= SHORT EXERCISE =
Extract the line that contains "Read all visible content and emit it as JSON." and every line after it through the end of the records below, exactly as written, leaving out any pictures.

Data records:
Start

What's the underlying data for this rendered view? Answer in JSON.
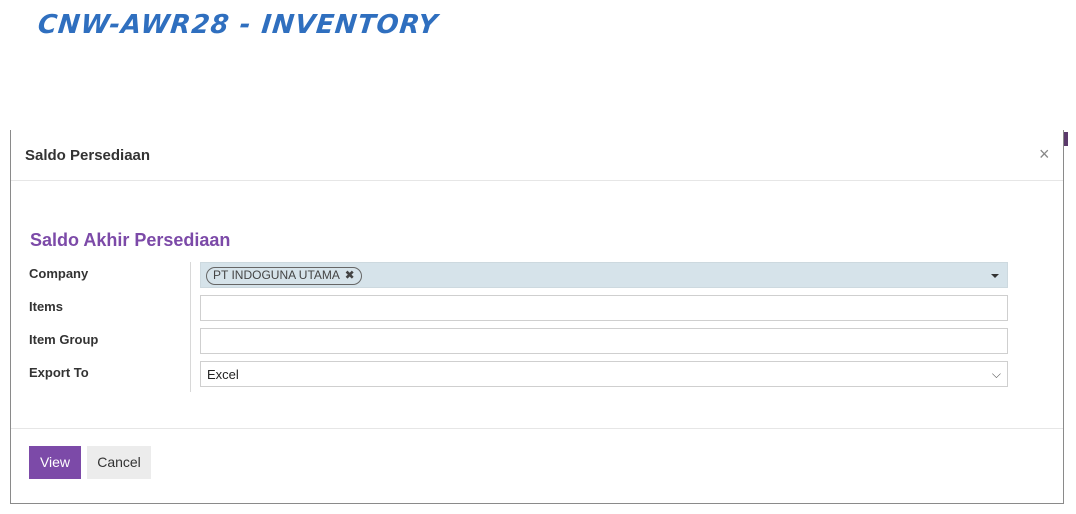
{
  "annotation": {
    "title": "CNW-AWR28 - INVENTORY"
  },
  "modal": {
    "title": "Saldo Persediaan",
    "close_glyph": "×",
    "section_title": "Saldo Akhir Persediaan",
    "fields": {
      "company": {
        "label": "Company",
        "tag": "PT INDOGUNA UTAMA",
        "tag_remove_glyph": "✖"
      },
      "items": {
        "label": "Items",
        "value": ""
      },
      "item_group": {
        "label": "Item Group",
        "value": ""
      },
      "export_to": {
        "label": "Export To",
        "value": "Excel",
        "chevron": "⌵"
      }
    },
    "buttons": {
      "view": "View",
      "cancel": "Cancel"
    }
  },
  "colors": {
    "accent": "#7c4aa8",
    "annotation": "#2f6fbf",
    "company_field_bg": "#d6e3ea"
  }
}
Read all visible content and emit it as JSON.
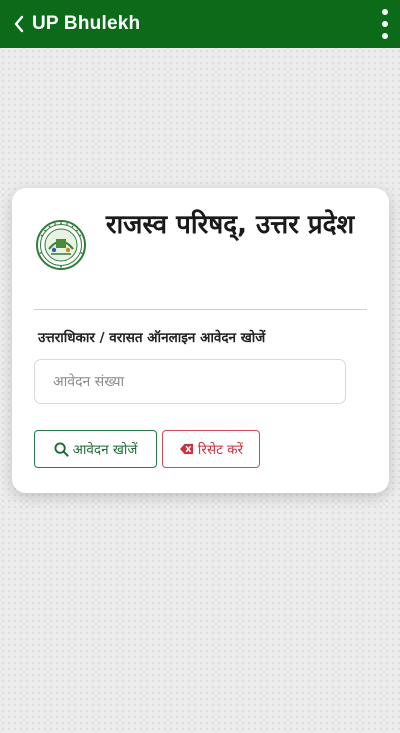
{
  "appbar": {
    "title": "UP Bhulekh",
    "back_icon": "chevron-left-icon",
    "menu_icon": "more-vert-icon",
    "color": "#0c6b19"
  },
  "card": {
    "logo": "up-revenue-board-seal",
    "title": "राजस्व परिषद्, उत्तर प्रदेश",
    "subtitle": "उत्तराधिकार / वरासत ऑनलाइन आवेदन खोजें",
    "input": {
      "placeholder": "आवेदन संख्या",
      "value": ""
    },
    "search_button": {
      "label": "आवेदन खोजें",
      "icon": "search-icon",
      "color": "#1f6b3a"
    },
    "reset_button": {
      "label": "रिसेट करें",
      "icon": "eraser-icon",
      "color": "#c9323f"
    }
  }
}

End

= EXERCISE ANSWER =
Read all visible content and emit it as JSON.
{
  "appbar": {
    "title": "UP Bhulekh",
    "back_icon": "chevron-left-icon",
    "menu_icon": "more-vert-icon",
    "color": "#0c6b19"
  },
  "card": {
    "logo": "up-revenue-board-seal",
    "title": "राजस्व परिषद्, उत्तर प्रदेश",
    "subtitle": "उत्तराधिकार / वरासत ऑनलाइन आवेदन खोजें",
    "input": {
      "placeholder": "आवेदन संख्या",
      "value": ""
    },
    "search_button": {
      "label": "आवेदन खोजें",
      "icon": "search-icon",
      "color": "#1f6b3a"
    },
    "reset_button": {
      "label": "रिसेट करें",
      "icon": "eraser-icon",
      "color": "#c9323f"
    }
  }
}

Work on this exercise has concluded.